Repeat every entry in the listing below, exactly.
┌─ DATA SUPPLIED
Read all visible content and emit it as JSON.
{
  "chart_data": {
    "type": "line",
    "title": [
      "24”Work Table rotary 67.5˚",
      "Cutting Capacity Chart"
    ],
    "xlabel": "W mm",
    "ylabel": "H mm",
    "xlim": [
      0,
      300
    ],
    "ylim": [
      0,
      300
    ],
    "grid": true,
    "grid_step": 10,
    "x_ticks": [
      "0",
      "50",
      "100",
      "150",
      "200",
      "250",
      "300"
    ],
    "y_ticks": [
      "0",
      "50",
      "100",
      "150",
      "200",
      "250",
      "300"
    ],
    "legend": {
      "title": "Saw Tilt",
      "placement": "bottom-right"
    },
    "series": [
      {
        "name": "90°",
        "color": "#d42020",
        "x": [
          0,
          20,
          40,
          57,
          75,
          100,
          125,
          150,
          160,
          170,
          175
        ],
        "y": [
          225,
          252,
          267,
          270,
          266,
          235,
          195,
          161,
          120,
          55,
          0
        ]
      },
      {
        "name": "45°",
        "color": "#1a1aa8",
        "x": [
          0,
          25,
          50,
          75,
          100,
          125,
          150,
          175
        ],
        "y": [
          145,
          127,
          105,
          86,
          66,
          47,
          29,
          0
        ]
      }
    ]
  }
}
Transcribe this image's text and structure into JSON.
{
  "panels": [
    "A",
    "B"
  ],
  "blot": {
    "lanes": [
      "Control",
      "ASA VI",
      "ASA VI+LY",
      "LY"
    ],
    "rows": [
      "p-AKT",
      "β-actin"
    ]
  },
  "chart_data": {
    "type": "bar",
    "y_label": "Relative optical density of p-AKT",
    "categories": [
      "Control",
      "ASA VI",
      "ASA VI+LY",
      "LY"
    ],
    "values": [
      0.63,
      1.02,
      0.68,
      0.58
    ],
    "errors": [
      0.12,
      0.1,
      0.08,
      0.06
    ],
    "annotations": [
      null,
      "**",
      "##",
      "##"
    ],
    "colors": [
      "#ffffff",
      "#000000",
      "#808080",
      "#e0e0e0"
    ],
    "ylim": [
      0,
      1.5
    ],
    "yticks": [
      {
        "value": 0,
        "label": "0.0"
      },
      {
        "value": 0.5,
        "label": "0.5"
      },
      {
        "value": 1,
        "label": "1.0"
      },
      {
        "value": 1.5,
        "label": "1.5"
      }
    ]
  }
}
└─
EXERCISE RESPONSE:
Read all visible content and emit it as JSON.
{
  "chart_data": {
    "type": "line",
    "title": [
      "24”Work Table rotary 67.5˚",
      "Cutting Capacity Chart"
    ],
    "xlabel": "W mm",
    "ylabel": "H mm",
    "xlim": [
      0,
      300
    ],
    "ylim": [
      0,
      300
    ],
    "grid": true,
    "grid_step": 10,
    "x_ticks": [
      "0",
      "50",
      "100",
      "150",
      "200",
      "250",
      "300"
    ],
    "y_ticks": [
      "0",
      "50",
      "100",
      "150",
      "200",
      "250",
      "300"
    ],
    "legend": {
      "title": "Saw Tilt",
      "placement": "bottom-right"
    },
    "series": [
      {
        "name": "90°",
        "color": "#d42020",
        "x": [
          0,
          20,
          40,
          57,
          75,
          100,
          125,
          150,
          160,
          170,
          175
        ],
        "y": [
          225,
          252,
          267,
          270,
          266,
          235,
          195,
          161,
          120,
          55,
          0
        ]
      },
      {
        "name": "45°",
        "color": "#1a1aa8",
        "x": [
          0,
          25,
          50,
          75,
          100,
          125,
          150,
          175
        ],
        "y": [
          145,
          127,
          105,
          86,
          66,
          47,
          29,
          0
        ]
      }
    ]
  }
}
Transcribe this image's text and structure into JSON.
{
  "panels": [
    "A",
    "B"
  ],
  "blot": {
    "lanes": [
      "Control",
      "ASA VI",
      "ASA VI+LY",
      "LY"
    ],
    "rows": [
      "p-AKT",
      "β-actin"
    ]
  },
  "chart_data": {
    "type": "bar",
    "y_label": "Relative optical density of p-AKT",
    "categories": [
      "Control",
      "ASA VI",
      "ASA VI+LY",
      "LY"
    ],
    "values": [
      0.63,
      1.02,
      0.68,
      0.58
    ],
    "errors": [
      0.12,
      0.1,
      0.08,
      0.06
    ],
    "annotations": [
      null,
      "**",
      "##",
      "##"
    ],
    "colors": [
      "#ffffff",
      "#000000",
      "#808080",
      "#e0e0e0"
    ],
    "ylim": [
      0,
      1.5
    ],
    "yticks": [
      {
        "value": 0,
        "label": "0.0"
      },
      {
        "value": 0.5,
        "label": "0.5"
      },
      {
        "value": 1,
        "label": "1.0"
      },
      {
        "value": 1.5,
        "label": "1.5"
      }
    ]
  }
}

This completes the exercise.